Excerpt from a dataset:
■ ■ ■ ■ ■ ■ ■

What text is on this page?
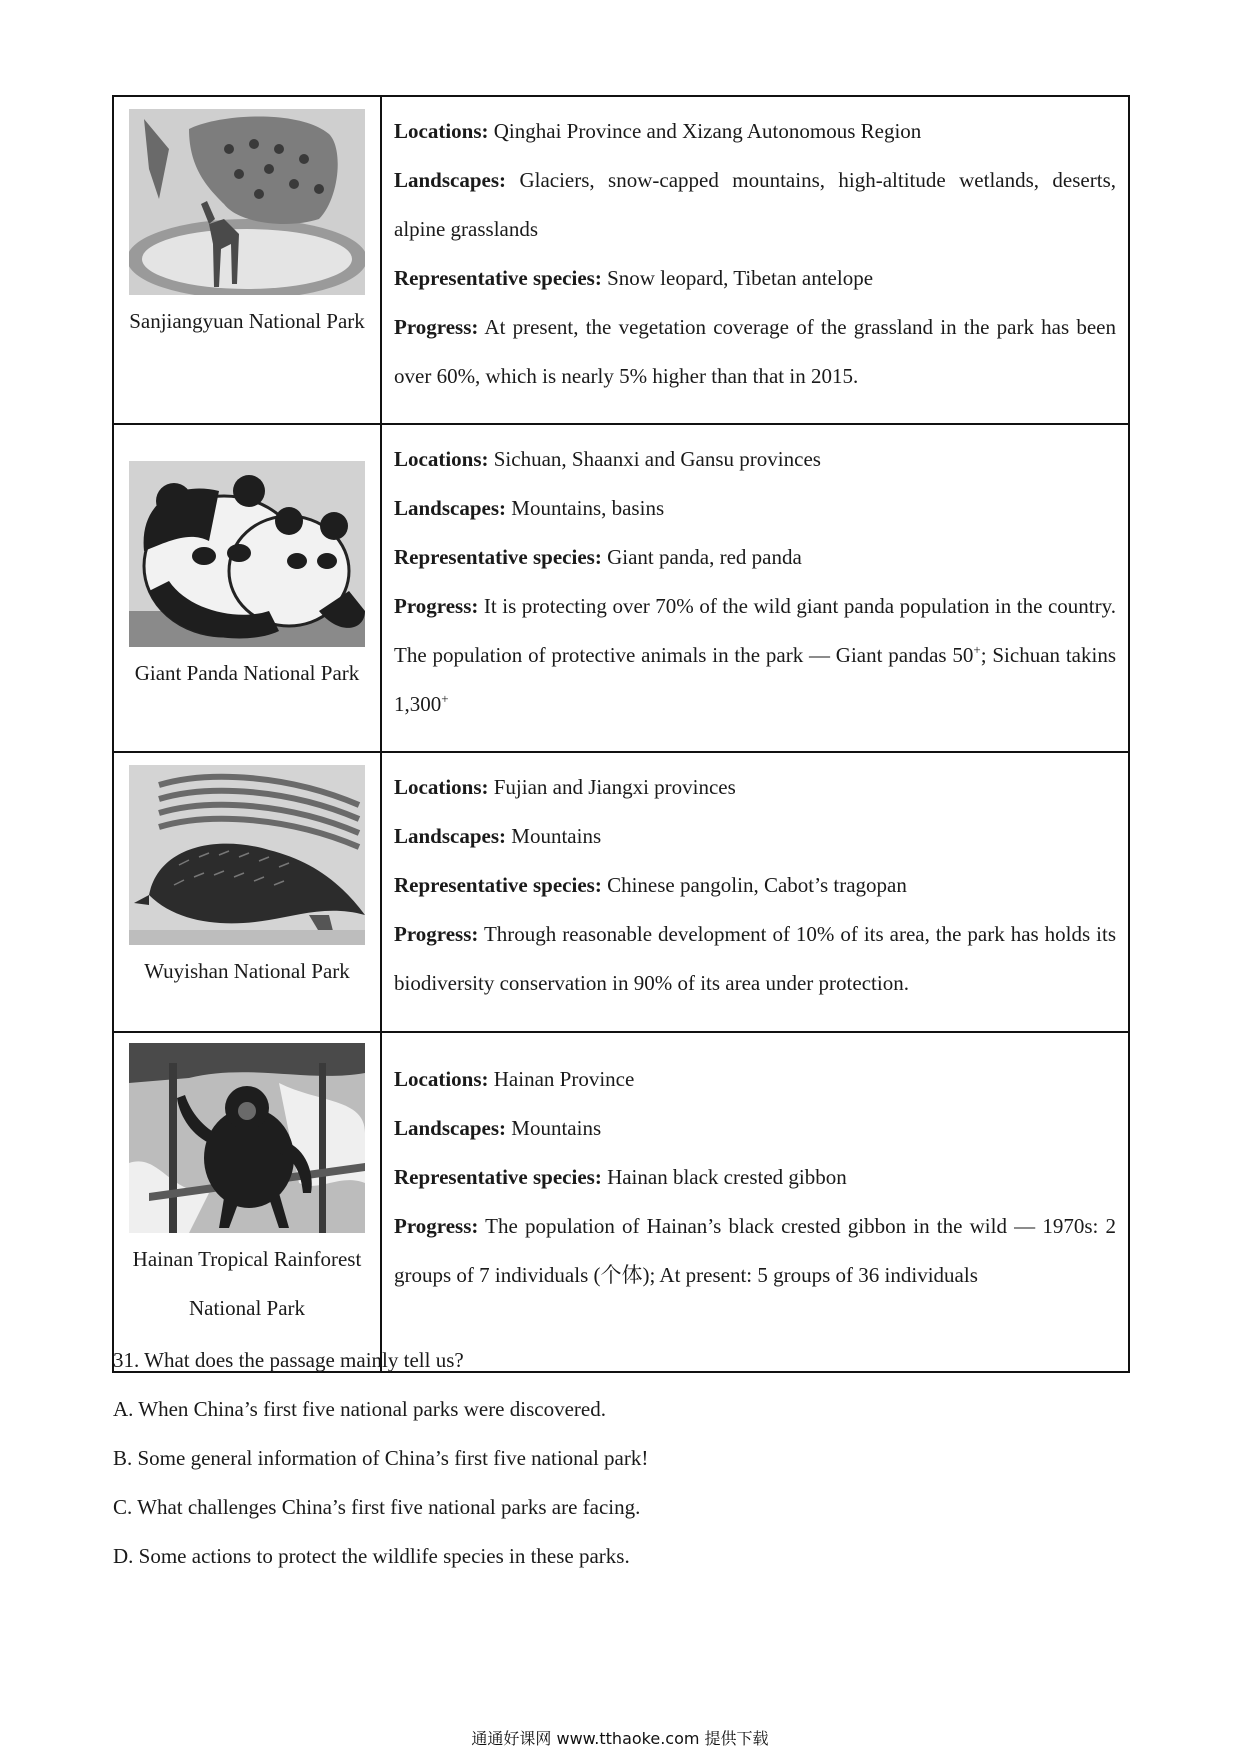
Sanjiangyuan National Park	Locations: Qinghai Province and Xizang Autonomous Region

Landscapes: Glaciers, snow-capped mountains, high-altitude wetlands, deserts, alpine grasslands

Representative species: Snow leopard, Tibetan antelope

Progress: At present, the vegetation coverage of the grassland in the park has been over 60%, which is nearly 5% higher than that in 2015.

Giant Panda National Park	Locations: Sichuan, Shaanxi and Gansu provinces

Landscapes: Mountains, basins

Representative species: Giant panda, red panda

Progress: It is protecting over 70% of the wild giant panda population in the country. The population of protective animals in the park — Giant pandas 50+; Sichuan takins 1,300+

Wuyishan National Park	Locations: Fujian and Jiangxi provinces

Landscapes: Mountains

Representative species: Chinese pangolin, Cabot’s tragopan

Progress: Through reasonable development of 10% of its area, the park has holds its biodiversity conservation in 90% of its area under protection.

Hainan Tropical Rainforest National Park	Locations: Hainan Province

Landscapes: Mountains

Representative species: Hainan black crested gibbon

Progress: The population of Hainan’s black crested gibbon in the wild — 1970s: 2 groups of 7 individuals (个体); At present: 5 groups of 36 individuals

31. What does the passage mainly tell us?

A. When China’s first five national parks were discovered.

B. Some general information of China’s first five national park!

C. What challenges China’s first five national parks are facing.

D. Some actions to protect the wildlife species in these parks.

通通好课网 www.tthaoke.com 提供下载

■ ■ ■ ■ ■ ■ ■

Task
Reproduce each entry precisely, dropping only the pictures.

Worked solution
What text is on this page?
Sanjiangyuan National Park	Locations: Qinghai Province and Xizang Autonomous Region

Landscapes: Glaciers, snow-capped mountains, high-altitude wetlands, deserts, alpine grasslands

Representative species: Snow leopard, Tibetan antelope

Progress: At present, the vegetation coverage of the grassland in the park has been over 60%, which is nearly 5% higher than that in 2015.

Giant Panda National Park	Locations: Sichuan, Shaanxi and Gansu provinces

Landscapes: Mountains, basins

Representative species: Giant panda, red panda

Progress: It is protecting over 70% of the wild giant panda population in the country. The population of protective animals in the park — Giant pandas 50+; Sichuan takins 1,300+

Wuyishan National Park	Locations: Fujian and Jiangxi provinces

Landscapes: Mountains

Representative species: Chinese pangolin, Cabot’s tragopan

Progress: Through reasonable development of 10% of its area, the park has holds its biodiversity conservation in 90% of its area under protection.

Hainan Tropical Rainforest National Park	Locations: Hainan Province

Landscapes: Mountains

Representative species: Hainan black crested gibbon

Progress: The population of Hainan’s black crested gibbon in the wild — 1970s: 2 groups of 7 individuals (个体); At present: 5 groups of 36 individuals

31. What does the passage mainly tell us?

A. When China’s first five national parks were discovered.

B. Some general information of China’s first five national park!

C. What challenges China’s first five national parks are facing.

D. Some actions to protect the wildlife species in these parks.

通通好课网 www.tthaoke.com 提供下载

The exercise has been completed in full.